> What to work on
Can you copy out, word for word and with nothing else, the stretch of entries below from the very first line through the line containing "filter-portfolio[interactable]: Portfolio [528,38,587,61]", that line included?

> Raw records
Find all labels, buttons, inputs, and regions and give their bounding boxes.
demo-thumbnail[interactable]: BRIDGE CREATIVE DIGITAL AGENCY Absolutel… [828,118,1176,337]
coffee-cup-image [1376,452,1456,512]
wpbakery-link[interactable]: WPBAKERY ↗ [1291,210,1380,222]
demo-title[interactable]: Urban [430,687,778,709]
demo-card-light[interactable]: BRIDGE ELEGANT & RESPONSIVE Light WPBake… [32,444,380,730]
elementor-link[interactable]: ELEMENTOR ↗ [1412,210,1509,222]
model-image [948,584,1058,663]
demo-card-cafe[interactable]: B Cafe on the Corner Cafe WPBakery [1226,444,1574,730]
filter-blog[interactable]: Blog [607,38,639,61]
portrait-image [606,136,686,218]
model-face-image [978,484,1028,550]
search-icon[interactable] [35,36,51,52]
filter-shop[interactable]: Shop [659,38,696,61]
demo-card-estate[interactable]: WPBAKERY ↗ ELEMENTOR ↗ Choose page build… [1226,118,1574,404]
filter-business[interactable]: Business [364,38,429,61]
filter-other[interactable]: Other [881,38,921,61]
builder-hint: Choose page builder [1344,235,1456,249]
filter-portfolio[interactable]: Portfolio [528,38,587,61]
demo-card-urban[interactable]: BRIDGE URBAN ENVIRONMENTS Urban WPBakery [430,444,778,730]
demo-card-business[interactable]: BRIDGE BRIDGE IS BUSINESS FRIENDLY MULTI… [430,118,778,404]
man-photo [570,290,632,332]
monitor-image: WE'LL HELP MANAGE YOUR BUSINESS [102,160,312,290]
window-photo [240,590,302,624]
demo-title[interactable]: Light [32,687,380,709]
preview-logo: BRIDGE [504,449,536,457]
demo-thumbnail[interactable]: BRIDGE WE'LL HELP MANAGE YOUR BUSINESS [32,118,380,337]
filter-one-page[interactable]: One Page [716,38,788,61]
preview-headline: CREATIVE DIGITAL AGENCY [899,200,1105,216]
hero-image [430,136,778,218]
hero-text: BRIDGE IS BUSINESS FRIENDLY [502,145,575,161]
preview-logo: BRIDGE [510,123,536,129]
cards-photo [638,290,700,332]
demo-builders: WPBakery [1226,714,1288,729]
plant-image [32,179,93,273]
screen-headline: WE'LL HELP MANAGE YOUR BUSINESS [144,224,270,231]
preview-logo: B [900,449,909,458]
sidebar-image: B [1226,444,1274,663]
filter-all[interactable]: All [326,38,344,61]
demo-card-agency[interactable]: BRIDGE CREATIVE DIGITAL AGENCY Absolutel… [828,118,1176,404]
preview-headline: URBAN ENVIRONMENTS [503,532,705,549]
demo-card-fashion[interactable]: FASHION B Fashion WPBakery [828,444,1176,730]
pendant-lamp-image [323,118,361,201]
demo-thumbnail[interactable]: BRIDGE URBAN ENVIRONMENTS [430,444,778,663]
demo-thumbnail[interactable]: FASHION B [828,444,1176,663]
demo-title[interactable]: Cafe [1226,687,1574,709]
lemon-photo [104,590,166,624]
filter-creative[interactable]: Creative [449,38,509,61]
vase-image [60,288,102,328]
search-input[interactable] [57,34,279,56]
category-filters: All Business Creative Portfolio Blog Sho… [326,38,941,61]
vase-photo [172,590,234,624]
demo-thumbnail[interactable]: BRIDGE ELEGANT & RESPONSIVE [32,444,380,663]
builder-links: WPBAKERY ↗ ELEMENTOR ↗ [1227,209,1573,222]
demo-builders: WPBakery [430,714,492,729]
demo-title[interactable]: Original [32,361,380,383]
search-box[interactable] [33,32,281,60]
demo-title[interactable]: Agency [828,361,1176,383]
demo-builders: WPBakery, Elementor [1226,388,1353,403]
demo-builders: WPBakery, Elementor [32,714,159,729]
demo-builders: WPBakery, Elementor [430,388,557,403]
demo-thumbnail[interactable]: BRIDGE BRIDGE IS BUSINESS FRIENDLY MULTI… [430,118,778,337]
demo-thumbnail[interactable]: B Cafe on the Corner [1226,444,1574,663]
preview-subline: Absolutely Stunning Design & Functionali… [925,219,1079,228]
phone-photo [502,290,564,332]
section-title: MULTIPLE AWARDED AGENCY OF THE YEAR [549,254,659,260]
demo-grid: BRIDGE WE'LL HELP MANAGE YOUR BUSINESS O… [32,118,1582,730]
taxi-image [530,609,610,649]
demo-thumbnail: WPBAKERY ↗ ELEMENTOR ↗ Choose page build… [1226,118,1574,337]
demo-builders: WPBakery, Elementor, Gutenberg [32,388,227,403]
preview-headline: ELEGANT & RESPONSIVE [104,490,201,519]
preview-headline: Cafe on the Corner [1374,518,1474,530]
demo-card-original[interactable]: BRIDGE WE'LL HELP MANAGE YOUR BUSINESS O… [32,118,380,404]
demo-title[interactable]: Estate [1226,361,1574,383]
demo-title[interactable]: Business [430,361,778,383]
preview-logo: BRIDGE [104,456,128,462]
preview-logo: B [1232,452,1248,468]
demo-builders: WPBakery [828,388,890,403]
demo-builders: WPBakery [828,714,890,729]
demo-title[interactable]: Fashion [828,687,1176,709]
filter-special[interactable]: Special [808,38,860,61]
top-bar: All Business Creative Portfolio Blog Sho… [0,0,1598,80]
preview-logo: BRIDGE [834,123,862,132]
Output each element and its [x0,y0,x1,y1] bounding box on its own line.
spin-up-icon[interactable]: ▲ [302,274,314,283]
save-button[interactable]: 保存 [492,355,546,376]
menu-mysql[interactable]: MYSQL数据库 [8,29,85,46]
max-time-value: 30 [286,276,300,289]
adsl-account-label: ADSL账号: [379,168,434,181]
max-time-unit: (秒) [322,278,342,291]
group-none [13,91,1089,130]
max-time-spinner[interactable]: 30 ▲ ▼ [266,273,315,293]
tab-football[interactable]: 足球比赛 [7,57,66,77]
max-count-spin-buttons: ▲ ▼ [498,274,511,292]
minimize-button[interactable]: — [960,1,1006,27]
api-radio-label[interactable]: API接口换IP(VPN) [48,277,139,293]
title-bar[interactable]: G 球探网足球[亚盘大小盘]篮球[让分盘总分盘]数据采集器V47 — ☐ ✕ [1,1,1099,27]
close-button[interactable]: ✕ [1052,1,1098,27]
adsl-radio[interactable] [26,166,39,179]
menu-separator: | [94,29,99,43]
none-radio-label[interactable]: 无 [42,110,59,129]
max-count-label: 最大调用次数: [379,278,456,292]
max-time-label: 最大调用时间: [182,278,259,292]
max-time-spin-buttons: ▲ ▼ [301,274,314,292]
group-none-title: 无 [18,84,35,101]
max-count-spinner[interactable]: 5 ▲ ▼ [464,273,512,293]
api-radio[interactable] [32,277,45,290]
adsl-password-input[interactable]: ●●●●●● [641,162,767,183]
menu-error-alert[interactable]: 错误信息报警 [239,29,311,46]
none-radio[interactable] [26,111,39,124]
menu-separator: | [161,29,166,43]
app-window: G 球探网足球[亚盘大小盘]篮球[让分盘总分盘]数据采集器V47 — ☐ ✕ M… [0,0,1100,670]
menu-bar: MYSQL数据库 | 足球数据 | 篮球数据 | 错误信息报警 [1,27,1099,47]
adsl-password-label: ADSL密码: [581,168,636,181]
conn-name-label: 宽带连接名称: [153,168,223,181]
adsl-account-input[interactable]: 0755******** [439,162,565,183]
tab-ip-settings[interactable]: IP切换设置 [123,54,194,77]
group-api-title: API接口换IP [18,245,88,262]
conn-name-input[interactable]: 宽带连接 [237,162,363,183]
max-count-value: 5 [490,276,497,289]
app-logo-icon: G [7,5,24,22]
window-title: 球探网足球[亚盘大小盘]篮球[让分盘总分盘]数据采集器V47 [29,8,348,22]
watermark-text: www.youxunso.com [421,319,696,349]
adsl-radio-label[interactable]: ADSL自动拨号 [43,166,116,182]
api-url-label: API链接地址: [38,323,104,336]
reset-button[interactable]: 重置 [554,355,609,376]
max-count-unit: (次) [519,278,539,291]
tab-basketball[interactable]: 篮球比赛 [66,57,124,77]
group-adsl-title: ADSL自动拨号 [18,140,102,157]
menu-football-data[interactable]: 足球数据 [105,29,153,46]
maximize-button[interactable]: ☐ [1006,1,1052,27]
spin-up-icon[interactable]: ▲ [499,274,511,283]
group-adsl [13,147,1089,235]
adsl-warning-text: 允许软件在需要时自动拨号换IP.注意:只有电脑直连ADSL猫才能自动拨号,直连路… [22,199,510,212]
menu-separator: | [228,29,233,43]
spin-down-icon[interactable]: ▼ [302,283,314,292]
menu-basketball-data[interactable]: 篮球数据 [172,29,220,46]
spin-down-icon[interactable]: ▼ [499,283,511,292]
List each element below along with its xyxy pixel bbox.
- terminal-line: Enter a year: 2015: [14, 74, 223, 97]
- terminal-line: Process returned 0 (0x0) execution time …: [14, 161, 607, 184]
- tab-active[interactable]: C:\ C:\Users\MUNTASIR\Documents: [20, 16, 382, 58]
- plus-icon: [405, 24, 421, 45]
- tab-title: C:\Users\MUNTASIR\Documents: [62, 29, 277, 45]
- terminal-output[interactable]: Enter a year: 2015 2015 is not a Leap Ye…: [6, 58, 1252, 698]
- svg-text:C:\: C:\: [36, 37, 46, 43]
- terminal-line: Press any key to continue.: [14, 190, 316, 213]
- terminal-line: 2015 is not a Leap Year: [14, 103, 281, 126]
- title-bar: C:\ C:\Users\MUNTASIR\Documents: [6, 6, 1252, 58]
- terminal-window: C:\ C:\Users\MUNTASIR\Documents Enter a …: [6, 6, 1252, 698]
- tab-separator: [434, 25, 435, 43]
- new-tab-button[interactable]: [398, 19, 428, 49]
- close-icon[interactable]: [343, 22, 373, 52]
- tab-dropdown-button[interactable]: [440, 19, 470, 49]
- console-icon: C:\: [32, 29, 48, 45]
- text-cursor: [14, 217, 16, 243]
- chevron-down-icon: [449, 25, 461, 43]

> The answer
Find all labels, buttons, inputs, and regions and give their bounding boxes.
demo-thumbnail[interactable]: BRIDGE CREATIVE DIGITAL AGENCY Absolutel… [828,118,1176,337]
coffee-cup-image [1376,452,1456,512]
wpbakery-link[interactable]: WPBAKERY ↗ [1291,210,1380,222]
demo-title[interactable]: Urban [430,687,778,709]
demo-card-light[interactable]: BRIDGE ELEGANT & RESPONSIVE Light WPBake… [32,444,380,730]
elementor-link[interactable]: ELEMENTOR ↗ [1412,210,1509,222]
model-image [948,584,1058,663]
demo-card-cafe[interactable]: B Cafe on the Corner Cafe WPBakery [1226,444,1574,730]
filter-blog[interactable]: Blog [607,38,639,61]
portrait-image [606,136,686,218]
model-face-image [978,484,1028,550]
search-icon[interactable] [35,36,51,52]
filter-shop[interactable]: Shop [659,38,696,61]
demo-card-estate[interactable]: WPBAKERY ↗ ELEMENTOR ↗ Choose page build… [1226,118,1574,404]
filter-business[interactable]: Business [364,38,429,61]
filter-other[interactable]: Other [881,38,921,61]
builder-hint: Choose page builder [1344,235,1456,249]
filter-portfolio[interactable]: Portfolio [528,38,587,61]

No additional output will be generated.